[Dataset records]
>> BEGIN

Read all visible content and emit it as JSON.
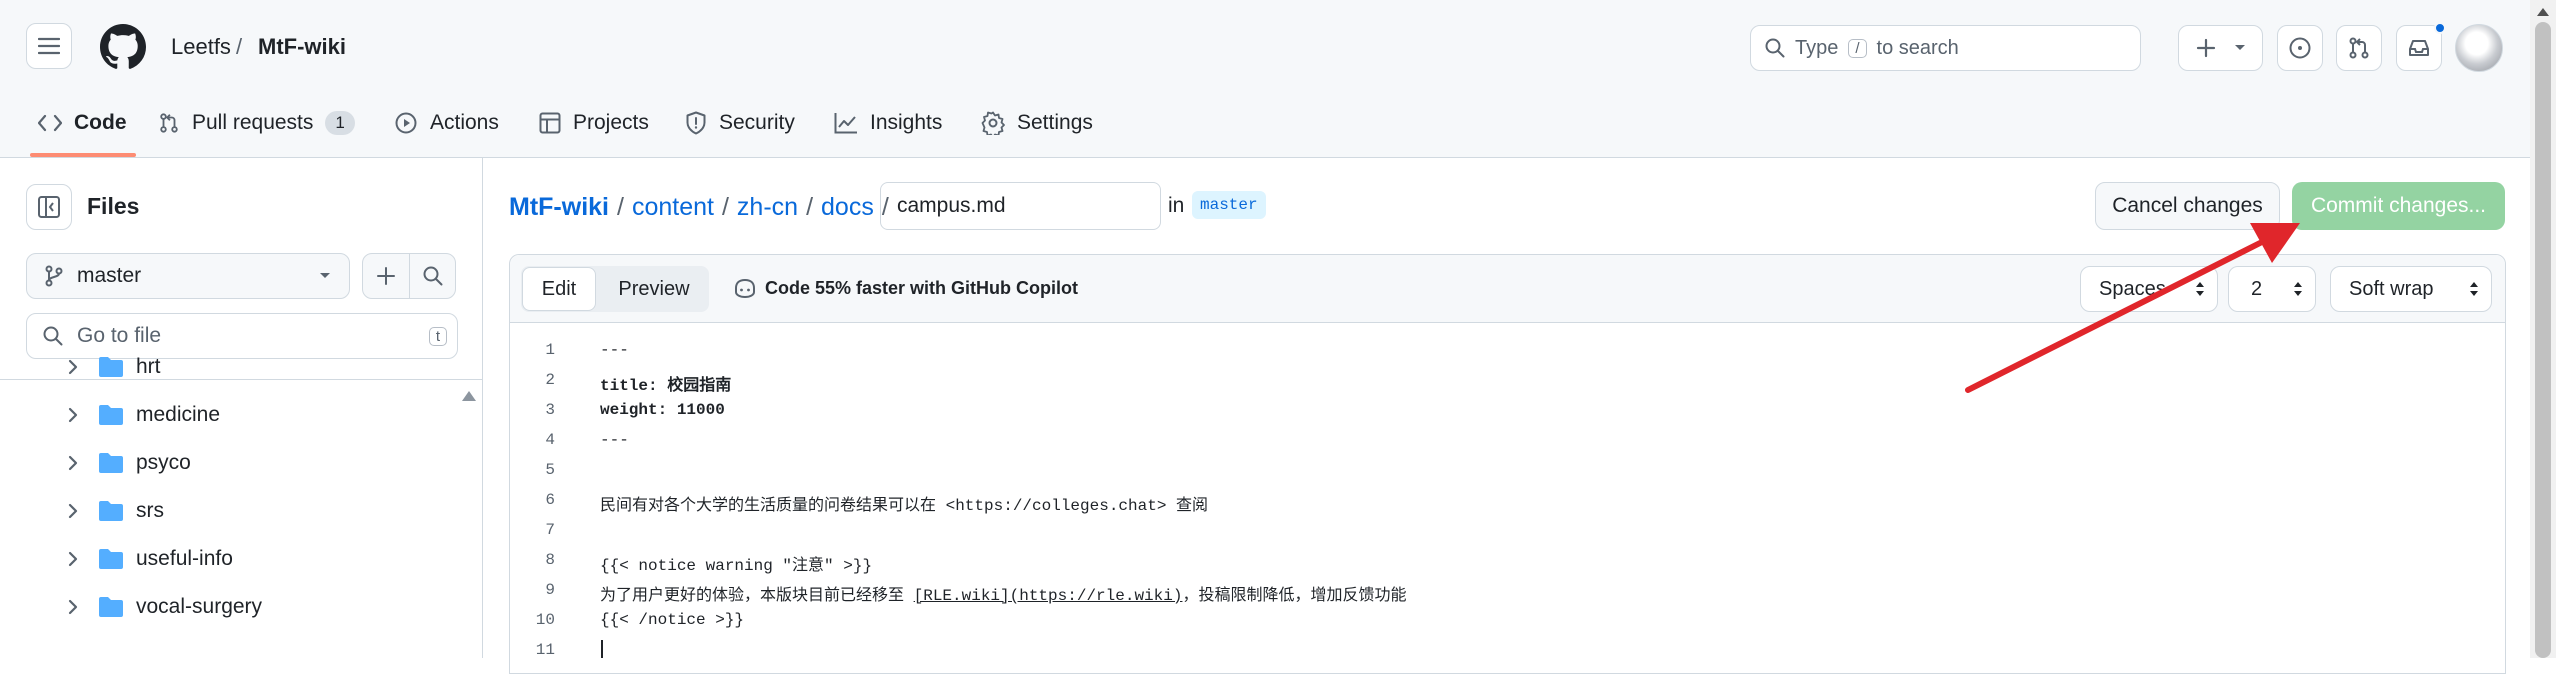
{
  "header": {
    "owner": "Leetfs",
    "separator": "/",
    "repo": "MtF-wiki",
    "search_placeholder_pre": "Type",
    "search_key": "/",
    "search_placeholder_post": "to search",
    "tabs": [
      {
        "label": "Code"
      },
      {
        "label": "Pull requests",
        "count": "1"
      },
      {
        "label": "Actions"
      },
      {
        "label": "Projects"
      },
      {
        "label": "Security"
      },
      {
        "label": "Insights"
      },
      {
        "label": "Settings"
      }
    ]
  },
  "sidebar": {
    "title": "Files",
    "branch": "master",
    "goto_placeholder": "Go to file",
    "goto_key": "t",
    "folders": [
      "hrt",
      "medicine",
      "psyco",
      "srs",
      "useful-info",
      "vocal-surgery"
    ]
  },
  "editor": {
    "path": [
      "MtF-wiki",
      "content",
      "zh-cn",
      "docs"
    ],
    "filename": "campus.md",
    "in_label": "in",
    "branch": "master",
    "cancel_label": "Cancel changes",
    "commit_label": "Commit changes...",
    "tab_edit": "Edit",
    "tab_preview": "Preview",
    "copilot_label": "Code 55% faster with GitHub Copilot",
    "indent_mode": "Spaces",
    "indent_size": "2",
    "wrap_mode": "Soft wrap",
    "lines": [
      {
        "n": "1",
        "text": "---"
      },
      {
        "n": "2",
        "text": "title: 校园指南"
      },
      {
        "n": "3",
        "text": "weight: 11000"
      },
      {
        "n": "4",
        "text": "---"
      },
      {
        "n": "5",
        "text": ""
      },
      {
        "n": "6",
        "text": "民间有对各个大学的生活质量的问卷结果可以在 <https://colleges.chat> 查阅"
      },
      {
        "n": "7",
        "text": ""
      },
      {
        "n": "8",
        "text": "{{< notice warning \"注意\" >}}"
      },
      {
        "n": "9",
        "pre": "为了用户更好的体验，本版块目前已经移至 ",
        "link": "[RLE.wiki](https://rle.wiki)",
        "post": "，投稿限制降低，增加反馈功能"
      },
      {
        "n": "10",
        "text": "{{< /notice >}}"
      },
      {
        "n": "11",
        "text": ""
      }
    ]
  },
  "colors": {
    "accent_link": "#0969da",
    "commit_button": "#94d3a2",
    "arrow": "#e0262b"
  }
}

>> END

OBJECTIVE: Show every line from the entries above in which the word "changes" appears.

EXERCISE RESPONSE:
    "cancel_label": "Cancel changes",
    "commit_label": "Commit changes...",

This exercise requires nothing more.